------ EXTRACTED MATERIAL ------

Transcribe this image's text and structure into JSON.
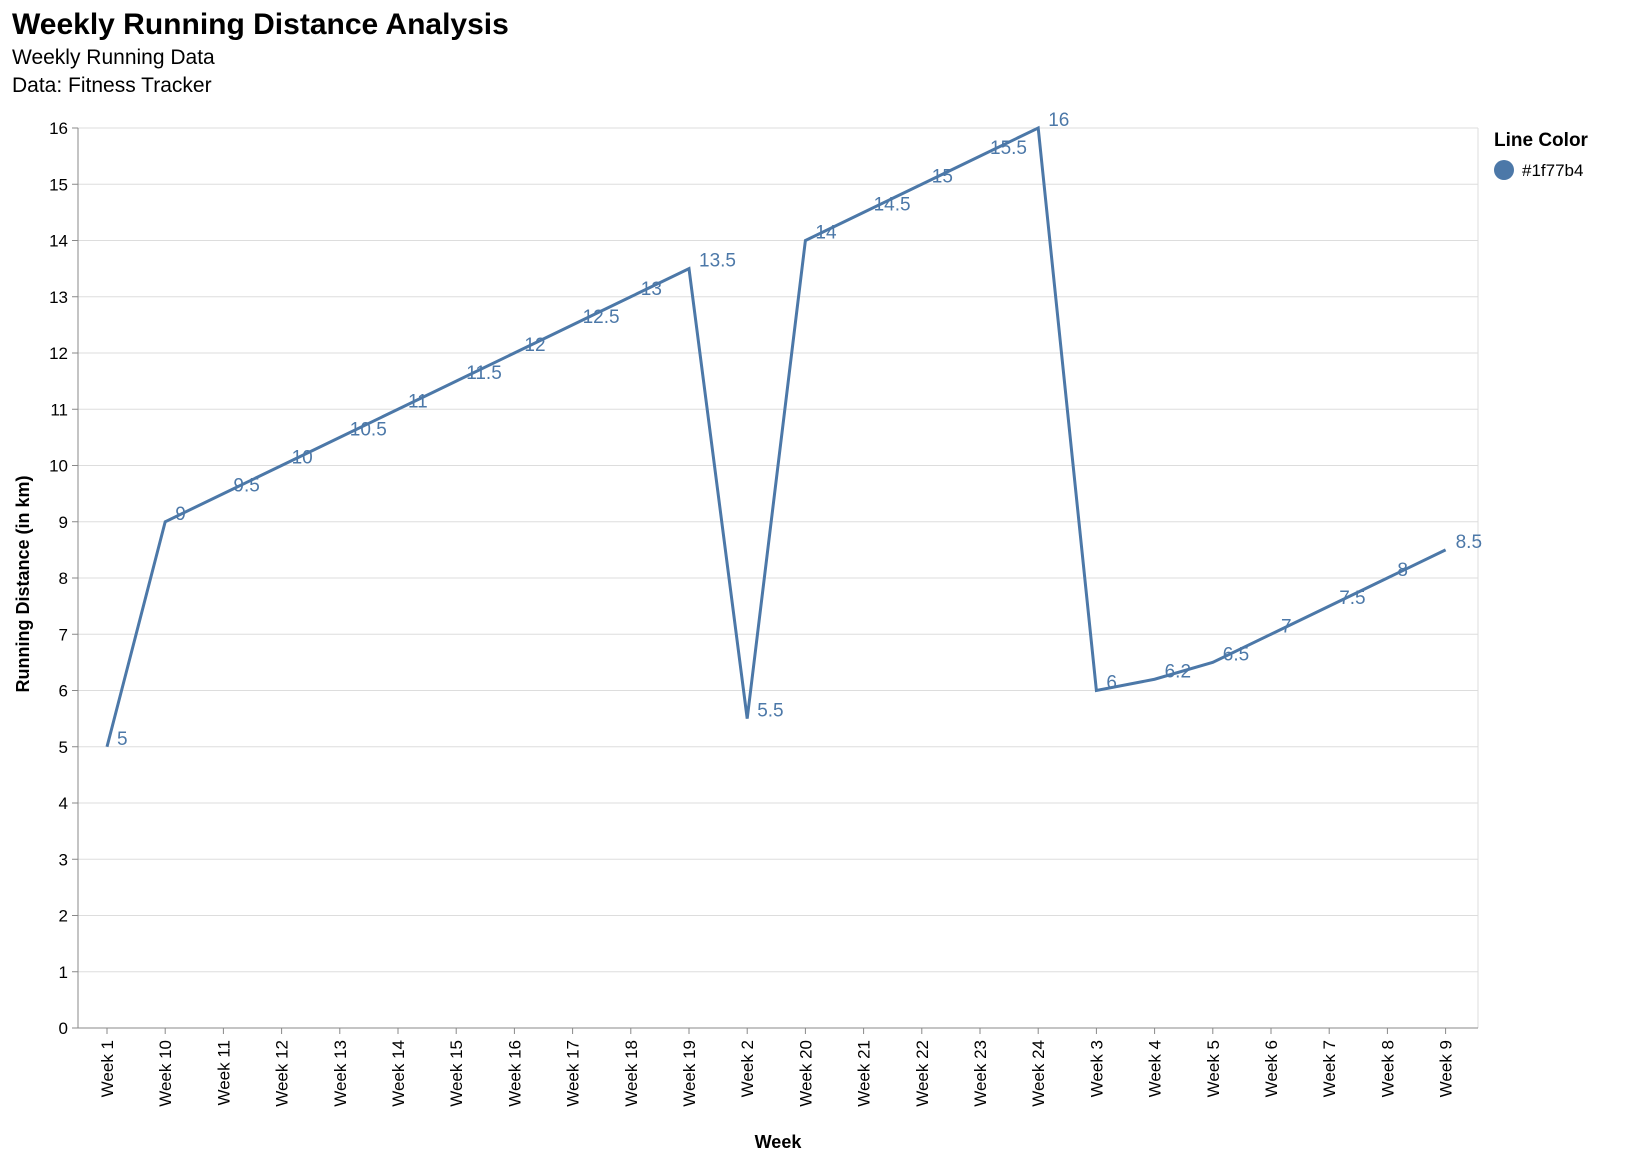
{
  "chart_data": {
    "type": "line",
    "title": "Weekly Running Distance Analysis",
    "subtitle": [
      "Weekly Running Data",
      "Data: Fitness Tracker"
    ],
    "xlabel": "Week",
    "ylabel": "Running Distance (in km)",
    "ylim": [
      0,
      16
    ],
    "yticks": [
      0,
      1,
      2,
      3,
      4,
      5,
      6,
      7,
      8,
      9,
      10,
      11,
      12,
      13,
      14,
      15,
      16
    ],
    "grid": true,
    "categories": [
      "Week 1",
      "Week 10",
      "Week 11",
      "Week 12",
      "Week 13",
      "Week 14",
      "Week 15",
      "Week 16",
      "Week 17",
      "Week 18",
      "Week 19",
      "Week 2",
      "Week 20",
      "Week 21",
      "Week 22",
      "Week 23",
      "Week 24",
      "Week 3",
      "Week 4",
      "Week 5",
      "Week 6",
      "Week 7",
      "Week 8",
      "Week 9"
    ],
    "series": [
      {
        "values": [
          5,
          9,
          9.5,
          10,
          10.5,
          11,
          11.5,
          12,
          12.5,
          13,
          13.5,
          5.5,
          14,
          14.5,
          15,
          15.5,
          16,
          6,
          6.2,
          6.5,
          7,
          7.5,
          8,
          8.5
        ],
        "labels": [
          "5",
          "9",
          "9.5",
          "10",
          "10.5",
          "11",
          "11.5",
          "12",
          "12.5",
          "13",
          "13.5",
          "5.5",
          "14",
          "14.5",
          "15",
          "15.5",
          "16",
          "6",
          "6.2",
          "6.5",
          "7",
          "7.5",
          "8",
          "8.5"
        ],
        "color": "#4c78a8"
      }
    ],
    "legend": {
      "title": "Line Color",
      "entries": [
        {
          "label": "#1f77b4",
          "color": "#4c78a8"
        }
      ],
      "position": "right"
    }
  }
}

------

In the records shown above, how many lines include the word "Weekly"? Answer with the number only.

- _FINISHED EXERCISE_
2